## Set problem
Read the records and gather each line that includes "условий".

....

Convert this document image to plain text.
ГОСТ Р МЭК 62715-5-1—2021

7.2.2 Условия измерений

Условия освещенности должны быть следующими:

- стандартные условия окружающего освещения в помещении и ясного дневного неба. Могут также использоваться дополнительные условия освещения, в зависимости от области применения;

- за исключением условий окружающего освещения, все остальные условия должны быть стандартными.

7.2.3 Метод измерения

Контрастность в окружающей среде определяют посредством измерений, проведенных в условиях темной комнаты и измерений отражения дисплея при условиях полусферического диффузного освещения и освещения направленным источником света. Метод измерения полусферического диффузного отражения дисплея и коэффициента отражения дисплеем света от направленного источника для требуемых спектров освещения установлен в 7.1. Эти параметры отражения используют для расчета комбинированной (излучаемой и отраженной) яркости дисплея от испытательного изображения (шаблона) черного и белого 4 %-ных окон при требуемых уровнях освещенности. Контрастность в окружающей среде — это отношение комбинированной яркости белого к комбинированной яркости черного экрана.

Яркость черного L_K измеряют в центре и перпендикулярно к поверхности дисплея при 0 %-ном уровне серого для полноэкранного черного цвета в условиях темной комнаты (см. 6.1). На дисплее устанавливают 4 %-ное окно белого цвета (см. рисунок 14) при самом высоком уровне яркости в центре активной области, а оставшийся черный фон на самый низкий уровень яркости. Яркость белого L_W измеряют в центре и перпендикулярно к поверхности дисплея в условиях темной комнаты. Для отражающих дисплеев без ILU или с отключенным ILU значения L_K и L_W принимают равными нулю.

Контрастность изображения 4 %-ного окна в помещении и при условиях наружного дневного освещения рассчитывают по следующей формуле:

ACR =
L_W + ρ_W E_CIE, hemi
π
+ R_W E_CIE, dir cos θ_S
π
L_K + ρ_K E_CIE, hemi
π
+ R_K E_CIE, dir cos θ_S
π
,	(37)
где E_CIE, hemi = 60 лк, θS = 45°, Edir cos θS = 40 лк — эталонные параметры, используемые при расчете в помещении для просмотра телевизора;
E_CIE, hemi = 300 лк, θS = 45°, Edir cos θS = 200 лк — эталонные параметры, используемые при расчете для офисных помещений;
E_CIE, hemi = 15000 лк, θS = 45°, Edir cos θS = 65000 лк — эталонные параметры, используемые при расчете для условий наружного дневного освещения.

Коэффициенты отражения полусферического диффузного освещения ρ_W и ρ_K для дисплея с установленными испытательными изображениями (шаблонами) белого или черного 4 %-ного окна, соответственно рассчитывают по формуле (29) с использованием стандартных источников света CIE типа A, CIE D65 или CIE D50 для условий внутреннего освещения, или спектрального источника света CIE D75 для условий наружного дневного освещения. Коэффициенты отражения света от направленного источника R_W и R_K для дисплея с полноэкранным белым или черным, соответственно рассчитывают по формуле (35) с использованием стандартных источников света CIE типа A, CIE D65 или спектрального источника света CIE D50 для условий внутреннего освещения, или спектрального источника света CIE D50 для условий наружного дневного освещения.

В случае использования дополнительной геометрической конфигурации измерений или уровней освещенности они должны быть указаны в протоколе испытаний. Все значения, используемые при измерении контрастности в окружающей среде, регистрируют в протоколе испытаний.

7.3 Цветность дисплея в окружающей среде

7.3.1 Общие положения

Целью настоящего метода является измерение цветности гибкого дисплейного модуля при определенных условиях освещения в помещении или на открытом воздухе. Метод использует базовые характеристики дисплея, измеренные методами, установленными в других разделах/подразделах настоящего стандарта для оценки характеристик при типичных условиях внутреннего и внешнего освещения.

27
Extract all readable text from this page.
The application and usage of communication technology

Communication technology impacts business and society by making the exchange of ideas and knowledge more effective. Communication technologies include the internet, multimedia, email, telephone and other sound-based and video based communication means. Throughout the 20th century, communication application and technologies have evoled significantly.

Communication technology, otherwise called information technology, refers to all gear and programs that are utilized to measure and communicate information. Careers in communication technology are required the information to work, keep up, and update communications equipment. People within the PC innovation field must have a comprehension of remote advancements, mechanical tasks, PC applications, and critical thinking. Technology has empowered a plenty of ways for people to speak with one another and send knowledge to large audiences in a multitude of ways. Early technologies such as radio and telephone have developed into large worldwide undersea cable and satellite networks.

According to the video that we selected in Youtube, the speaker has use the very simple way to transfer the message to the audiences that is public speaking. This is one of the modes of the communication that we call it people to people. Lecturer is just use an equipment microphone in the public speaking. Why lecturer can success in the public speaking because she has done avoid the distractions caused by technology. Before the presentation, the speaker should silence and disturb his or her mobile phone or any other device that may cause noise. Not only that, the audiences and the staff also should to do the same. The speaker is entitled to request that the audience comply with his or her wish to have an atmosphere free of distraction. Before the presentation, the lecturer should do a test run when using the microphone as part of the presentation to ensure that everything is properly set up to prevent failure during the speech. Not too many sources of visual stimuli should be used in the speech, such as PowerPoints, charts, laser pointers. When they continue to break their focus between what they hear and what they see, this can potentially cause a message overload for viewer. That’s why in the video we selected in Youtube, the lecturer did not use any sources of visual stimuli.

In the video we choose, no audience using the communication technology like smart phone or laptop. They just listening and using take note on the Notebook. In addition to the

....

## Written solution
- за исключением условий окружающего освещения, все остальные условия должны быть стандартными.
E_CIE, hemi = 15000 лк, θS = 45°, Edir cos θS = 65000 лк — эталонные параметры, используемые при расчете для условий наружного дневного освещения.
Коэффициенты отражения полусферического диффузного освещения ρ_W и ρ_K для дисплея с установленными испытательными изображениями (шаблонами) белого или черного 4 %-ного окна, соответственно рассчитывают по формуле (29) с использованием стандартных источников света CIE типа A, CIE D65 или CIE D50 для условий внутреннего освещения, или спектрального источника света CIE D75 для условий наружного дневного освещения. Коэффициенты отражения света от направленного источника R_W и R_K для дисплея с полноэкранным белым или черным, соответственно рассчитывают по формуле (35) с использованием стандартных источников света CIE типа A, CIE D65 или спектрального источника света CIE D50 для условий внутреннего освещения, или спектрального источника света CIE D50 для условий наружного дневного освещения.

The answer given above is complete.